* _Complete the following_
- A) Repeat the passage from the MPC comparison, starting at "Ableton Link vs" and ending at "basic Ableton Push.".
- B) According to the MPC comparison, what does Ableton Live Control Mode effectively turn the MPC into?

━━ Source document

Ableton Link vs Ableton Live Control

You may have noticed that all these MPCs support ‘Ableton Live Control’ and Ableton Link. So what’s the difference?

Ableton Link is a syncing protocol that can sync playback of your MPC with Ableton Live (and any other Link enabled device or software, e.g. some iPad apps etc) over a network connection. This is done via ethernet or wifi or even via an USB-ethernet adapter (remember, no wifi on the MPC One).

Ableton Live Control Mode is a special MPC mode that allows you to directly control a running installation of Ableton Live, so you can launch clips and scenes, mixer parameters and a variety of other functions. It effectively turns the MPC into a very basic Ableton Push.

Comparison: Portability & Size

If you’re like me, you probably already have a studio stuffed to the brim with samplers, synths, computers and keyboards, so an increasingly important buying factor for many these days is the footprint of any gear you buy. Where is is going to live? The MPC One and MPC Live II are very desktop friendly, they can tuck into small spaces or sit comfortably on a floor stand. The MPC X not so much! If you go for the X then it’s probably going to become the centrepiece of your studio – and once it’s in place all your other gear has to fit around it!

━━━━
━━ Provided data

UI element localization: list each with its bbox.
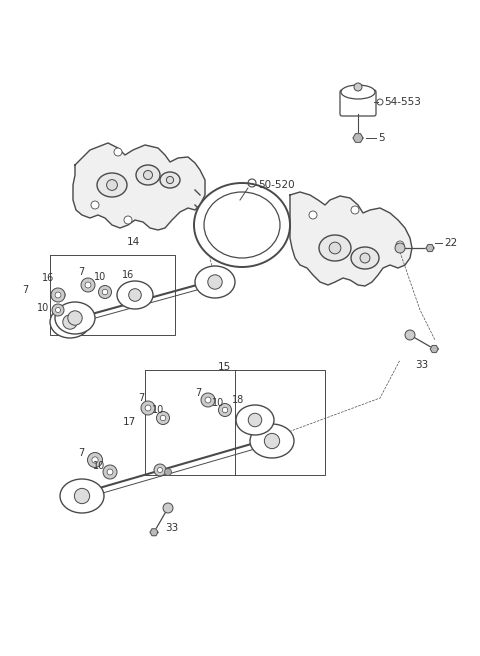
Circle shape	[222, 407, 228, 413]
Circle shape	[354, 83, 362, 91]
Ellipse shape	[351, 247, 379, 269]
Circle shape	[144, 171, 153, 180]
Ellipse shape	[97, 173, 127, 197]
Ellipse shape	[236, 405, 274, 435]
Circle shape	[154, 464, 166, 476]
Text: 16: 16	[122, 270, 134, 280]
Circle shape	[157, 468, 163, 472]
Circle shape	[360, 253, 370, 263]
Text: 10: 10	[212, 398, 224, 408]
Polygon shape	[290, 192, 412, 286]
Circle shape	[395, 243, 405, 253]
Text: 5: 5	[378, 133, 384, 143]
Circle shape	[145, 405, 151, 411]
Text: 22: 22	[444, 238, 457, 248]
Circle shape	[156, 411, 169, 424]
Circle shape	[309, 211, 317, 219]
Circle shape	[107, 469, 113, 475]
Text: 15: 15	[218, 362, 231, 372]
Ellipse shape	[51, 289, 65, 300]
Circle shape	[129, 289, 141, 301]
Text: 7: 7	[195, 388, 201, 398]
Ellipse shape	[117, 281, 153, 309]
Ellipse shape	[195, 266, 235, 298]
Polygon shape	[426, 245, 434, 251]
Text: 7: 7	[78, 267, 84, 277]
Circle shape	[248, 413, 262, 427]
Circle shape	[56, 308, 60, 312]
Text: 18: 18	[232, 395, 244, 405]
Circle shape	[405, 330, 415, 340]
Ellipse shape	[60, 479, 104, 513]
Polygon shape	[150, 529, 158, 536]
Circle shape	[141, 401, 155, 415]
Ellipse shape	[204, 192, 280, 258]
Text: 7: 7	[78, 448, 84, 458]
Circle shape	[81, 278, 95, 292]
Polygon shape	[353, 134, 363, 142]
Ellipse shape	[136, 165, 160, 185]
Circle shape	[92, 457, 98, 463]
Text: 7: 7	[22, 285, 28, 295]
Circle shape	[74, 488, 90, 504]
Text: 7: 7	[138, 393, 144, 403]
Ellipse shape	[194, 183, 290, 267]
FancyBboxPatch shape	[340, 90, 376, 116]
Text: 33: 33	[415, 360, 428, 370]
Circle shape	[98, 285, 111, 298]
Circle shape	[85, 282, 91, 288]
Circle shape	[264, 434, 280, 449]
Circle shape	[91, 201, 99, 209]
Circle shape	[163, 503, 173, 513]
Polygon shape	[73, 143, 205, 230]
Text: 14: 14	[127, 237, 140, 247]
Text: 50-520: 50-520	[258, 180, 295, 190]
Ellipse shape	[341, 85, 375, 99]
Ellipse shape	[50, 306, 90, 338]
Circle shape	[55, 292, 61, 298]
Circle shape	[51, 288, 65, 302]
Circle shape	[201, 393, 215, 407]
Ellipse shape	[250, 424, 294, 458]
Text: 54-553: 54-553	[384, 97, 421, 107]
Ellipse shape	[319, 235, 351, 261]
Text: 16: 16	[42, 273, 54, 283]
Text: 10: 10	[37, 303, 49, 313]
Circle shape	[396, 241, 404, 249]
Circle shape	[103, 465, 117, 479]
Circle shape	[160, 415, 166, 420]
Circle shape	[218, 403, 231, 417]
Circle shape	[114, 148, 122, 156]
Polygon shape	[430, 346, 438, 352]
Text: 10: 10	[94, 272, 106, 282]
Ellipse shape	[55, 302, 95, 334]
Text: 33: 33	[165, 523, 178, 533]
Circle shape	[63, 315, 77, 329]
Circle shape	[165, 468, 171, 476]
Circle shape	[205, 397, 211, 403]
Text: 17: 17	[123, 417, 136, 427]
Circle shape	[351, 206, 359, 214]
Circle shape	[167, 176, 174, 184]
Circle shape	[124, 216, 132, 224]
Circle shape	[102, 289, 108, 295]
Text: 10: 10	[93, 461, 105, 471]
Circle shape	[68, 311, 82, 325]
Circle shape	[87, 453, 103, 468]
Ellipse shape	[160, 172, 180, 188]
Text: 10: 10	[152, 405, 164, 415]
Circle shape	[107, 180, 118, 190]
Circle shape	[52, 304, 64, 316]
Circle shape	[208, 275, 222, 289]
Circle shape	[329, 242, 341, 254]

━━━━

* _Answers by task_
- A)
Ableton Link vs Ableton Live Control

You may have noticed that all these MPCs support ‘Ableton Live Control’ and Ableton Link. So what’s the difference?

Ableton Link is a syncing protocol that can sync playback of your MPC with Ableton Live (and any other Link enabled device or software, e.g. some iPad apps etc) over a network connection. This is done via ethernet or wifi or even via an USB-ethernet adapter (remember, no wifi on the MPC One).

Ableton Live Control Mode is a special MPC mode that allows you to directly control a running installation of Ableton Live, so you can launch clips and scenes, mixer parameters and a variety of other functions. It effectively turns the MPC into a very basic Ableton Push.

- B) A very basic Ableton Push.